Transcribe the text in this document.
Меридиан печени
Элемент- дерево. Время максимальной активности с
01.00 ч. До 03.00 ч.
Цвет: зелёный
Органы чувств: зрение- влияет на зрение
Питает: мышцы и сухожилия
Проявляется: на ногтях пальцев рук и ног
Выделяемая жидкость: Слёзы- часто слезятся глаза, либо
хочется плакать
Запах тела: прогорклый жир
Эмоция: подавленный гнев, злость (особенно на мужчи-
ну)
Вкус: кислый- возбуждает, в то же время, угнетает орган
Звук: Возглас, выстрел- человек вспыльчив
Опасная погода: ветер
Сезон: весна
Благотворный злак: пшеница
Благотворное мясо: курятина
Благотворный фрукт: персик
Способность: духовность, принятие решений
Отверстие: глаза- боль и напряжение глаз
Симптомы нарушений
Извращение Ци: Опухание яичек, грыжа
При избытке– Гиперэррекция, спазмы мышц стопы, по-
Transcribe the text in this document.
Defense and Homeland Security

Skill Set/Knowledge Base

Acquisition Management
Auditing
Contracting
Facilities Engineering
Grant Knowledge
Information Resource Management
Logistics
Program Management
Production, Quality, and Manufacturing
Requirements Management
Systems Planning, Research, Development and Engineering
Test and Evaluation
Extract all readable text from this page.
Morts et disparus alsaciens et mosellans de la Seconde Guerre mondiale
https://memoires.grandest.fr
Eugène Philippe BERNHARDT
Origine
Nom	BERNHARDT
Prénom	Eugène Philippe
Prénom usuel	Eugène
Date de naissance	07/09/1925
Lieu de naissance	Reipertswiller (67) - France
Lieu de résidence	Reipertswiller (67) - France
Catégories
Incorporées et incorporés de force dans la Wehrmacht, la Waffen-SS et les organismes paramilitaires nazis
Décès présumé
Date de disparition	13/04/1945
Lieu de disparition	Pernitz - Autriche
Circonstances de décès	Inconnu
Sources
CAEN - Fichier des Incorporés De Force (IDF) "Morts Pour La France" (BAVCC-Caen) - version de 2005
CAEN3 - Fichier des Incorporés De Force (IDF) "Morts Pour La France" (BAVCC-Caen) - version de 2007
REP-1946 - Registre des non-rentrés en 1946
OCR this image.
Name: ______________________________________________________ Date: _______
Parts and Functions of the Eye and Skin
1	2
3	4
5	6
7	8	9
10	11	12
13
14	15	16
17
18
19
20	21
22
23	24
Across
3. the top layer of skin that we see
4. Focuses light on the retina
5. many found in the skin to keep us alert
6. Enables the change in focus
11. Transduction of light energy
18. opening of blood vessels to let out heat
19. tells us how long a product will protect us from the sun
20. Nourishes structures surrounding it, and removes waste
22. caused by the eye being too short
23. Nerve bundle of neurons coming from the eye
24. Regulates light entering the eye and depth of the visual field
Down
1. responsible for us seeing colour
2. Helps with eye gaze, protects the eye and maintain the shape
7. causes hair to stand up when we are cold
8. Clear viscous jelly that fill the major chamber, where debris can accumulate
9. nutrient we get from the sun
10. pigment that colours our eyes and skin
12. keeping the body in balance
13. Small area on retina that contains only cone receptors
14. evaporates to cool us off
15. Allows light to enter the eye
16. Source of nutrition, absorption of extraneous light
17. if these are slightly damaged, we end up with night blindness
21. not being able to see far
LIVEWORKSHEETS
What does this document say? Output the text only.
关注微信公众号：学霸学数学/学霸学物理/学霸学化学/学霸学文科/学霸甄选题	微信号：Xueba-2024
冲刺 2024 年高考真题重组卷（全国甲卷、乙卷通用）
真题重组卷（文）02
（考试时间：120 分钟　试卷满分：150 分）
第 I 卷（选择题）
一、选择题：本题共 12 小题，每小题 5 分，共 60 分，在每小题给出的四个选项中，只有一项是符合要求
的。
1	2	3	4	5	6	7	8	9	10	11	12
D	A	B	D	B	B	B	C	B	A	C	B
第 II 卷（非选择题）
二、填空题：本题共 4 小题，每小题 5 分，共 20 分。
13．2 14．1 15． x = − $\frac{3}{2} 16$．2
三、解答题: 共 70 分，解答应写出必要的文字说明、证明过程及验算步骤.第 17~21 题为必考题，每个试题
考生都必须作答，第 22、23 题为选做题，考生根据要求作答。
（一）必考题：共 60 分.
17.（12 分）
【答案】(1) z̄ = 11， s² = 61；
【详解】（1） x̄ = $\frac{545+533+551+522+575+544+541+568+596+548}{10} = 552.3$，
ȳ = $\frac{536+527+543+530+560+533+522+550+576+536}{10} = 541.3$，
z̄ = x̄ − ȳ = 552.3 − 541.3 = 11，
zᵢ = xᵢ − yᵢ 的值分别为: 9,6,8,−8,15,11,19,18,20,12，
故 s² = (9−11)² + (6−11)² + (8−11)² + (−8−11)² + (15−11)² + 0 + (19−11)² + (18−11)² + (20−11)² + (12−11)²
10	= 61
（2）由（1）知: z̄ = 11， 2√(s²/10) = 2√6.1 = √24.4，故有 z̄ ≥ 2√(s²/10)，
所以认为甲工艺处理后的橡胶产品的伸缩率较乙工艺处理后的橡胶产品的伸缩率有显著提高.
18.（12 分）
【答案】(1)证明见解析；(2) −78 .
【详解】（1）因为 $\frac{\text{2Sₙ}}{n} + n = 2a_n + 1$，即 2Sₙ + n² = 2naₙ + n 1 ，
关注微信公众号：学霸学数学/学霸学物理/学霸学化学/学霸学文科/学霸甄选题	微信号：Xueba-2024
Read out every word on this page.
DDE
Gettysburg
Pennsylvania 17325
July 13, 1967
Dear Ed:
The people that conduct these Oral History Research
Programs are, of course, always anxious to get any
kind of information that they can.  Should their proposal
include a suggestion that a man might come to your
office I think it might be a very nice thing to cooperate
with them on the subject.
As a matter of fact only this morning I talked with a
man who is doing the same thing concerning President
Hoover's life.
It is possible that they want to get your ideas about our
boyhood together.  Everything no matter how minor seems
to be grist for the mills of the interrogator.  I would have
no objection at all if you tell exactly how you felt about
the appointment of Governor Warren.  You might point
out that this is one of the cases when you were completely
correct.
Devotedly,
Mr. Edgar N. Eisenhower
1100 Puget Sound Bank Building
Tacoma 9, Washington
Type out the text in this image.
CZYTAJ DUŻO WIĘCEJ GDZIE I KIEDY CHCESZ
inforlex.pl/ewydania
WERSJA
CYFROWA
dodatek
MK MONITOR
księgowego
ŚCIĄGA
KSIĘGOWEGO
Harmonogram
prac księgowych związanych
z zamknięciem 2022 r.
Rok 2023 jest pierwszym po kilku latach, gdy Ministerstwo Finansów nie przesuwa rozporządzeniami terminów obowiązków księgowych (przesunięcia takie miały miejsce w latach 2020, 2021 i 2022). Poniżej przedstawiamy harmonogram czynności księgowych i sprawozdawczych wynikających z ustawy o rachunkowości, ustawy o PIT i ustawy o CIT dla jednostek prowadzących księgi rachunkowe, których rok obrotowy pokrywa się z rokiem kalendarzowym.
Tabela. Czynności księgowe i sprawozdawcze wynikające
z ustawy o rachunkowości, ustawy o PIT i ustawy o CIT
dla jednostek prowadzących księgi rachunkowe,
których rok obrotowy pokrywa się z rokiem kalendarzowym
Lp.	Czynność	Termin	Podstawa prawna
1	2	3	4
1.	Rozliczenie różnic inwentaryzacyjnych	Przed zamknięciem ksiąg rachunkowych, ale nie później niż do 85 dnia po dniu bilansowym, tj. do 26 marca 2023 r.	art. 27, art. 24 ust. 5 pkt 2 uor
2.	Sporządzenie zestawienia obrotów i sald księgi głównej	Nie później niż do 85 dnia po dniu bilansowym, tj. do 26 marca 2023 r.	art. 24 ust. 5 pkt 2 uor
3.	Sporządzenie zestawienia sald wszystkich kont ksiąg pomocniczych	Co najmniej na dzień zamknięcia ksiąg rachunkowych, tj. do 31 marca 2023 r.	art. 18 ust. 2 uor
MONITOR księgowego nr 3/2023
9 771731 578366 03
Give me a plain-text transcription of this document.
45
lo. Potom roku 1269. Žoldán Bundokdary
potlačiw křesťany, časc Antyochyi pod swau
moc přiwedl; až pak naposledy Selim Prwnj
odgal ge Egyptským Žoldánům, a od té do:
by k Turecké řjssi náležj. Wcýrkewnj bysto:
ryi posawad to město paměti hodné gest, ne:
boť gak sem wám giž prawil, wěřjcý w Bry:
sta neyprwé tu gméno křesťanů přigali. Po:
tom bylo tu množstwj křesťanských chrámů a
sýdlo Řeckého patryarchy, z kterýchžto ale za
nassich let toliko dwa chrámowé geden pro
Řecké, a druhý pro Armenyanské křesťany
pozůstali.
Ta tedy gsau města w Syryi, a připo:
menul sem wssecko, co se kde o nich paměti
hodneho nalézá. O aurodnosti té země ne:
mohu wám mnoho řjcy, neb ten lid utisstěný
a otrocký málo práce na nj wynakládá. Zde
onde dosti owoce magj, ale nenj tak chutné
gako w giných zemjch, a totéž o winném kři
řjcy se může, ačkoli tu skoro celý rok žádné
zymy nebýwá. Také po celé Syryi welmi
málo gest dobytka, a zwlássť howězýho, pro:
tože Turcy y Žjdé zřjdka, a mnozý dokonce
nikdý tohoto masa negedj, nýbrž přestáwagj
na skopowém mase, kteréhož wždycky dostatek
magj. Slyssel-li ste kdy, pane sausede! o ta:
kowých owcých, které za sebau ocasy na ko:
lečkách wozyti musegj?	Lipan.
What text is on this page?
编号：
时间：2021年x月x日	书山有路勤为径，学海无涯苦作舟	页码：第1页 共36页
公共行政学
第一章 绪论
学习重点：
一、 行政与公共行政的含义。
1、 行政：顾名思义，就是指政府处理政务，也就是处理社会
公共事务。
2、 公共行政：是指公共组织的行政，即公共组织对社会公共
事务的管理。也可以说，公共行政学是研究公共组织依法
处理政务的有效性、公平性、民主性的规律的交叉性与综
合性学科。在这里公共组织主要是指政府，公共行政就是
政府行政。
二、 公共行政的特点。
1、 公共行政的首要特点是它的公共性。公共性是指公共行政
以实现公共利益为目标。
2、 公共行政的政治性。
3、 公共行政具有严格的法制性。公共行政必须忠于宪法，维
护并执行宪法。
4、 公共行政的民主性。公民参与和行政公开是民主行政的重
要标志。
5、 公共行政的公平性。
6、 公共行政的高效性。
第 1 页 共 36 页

---*---

[WORK INSTRUCTIONS]
Review the preceding data and report every line that includes the string "Engineering".

[ANSWER BELOW]
Facilities Engineering
Systems Planning, Research, Development and Engineering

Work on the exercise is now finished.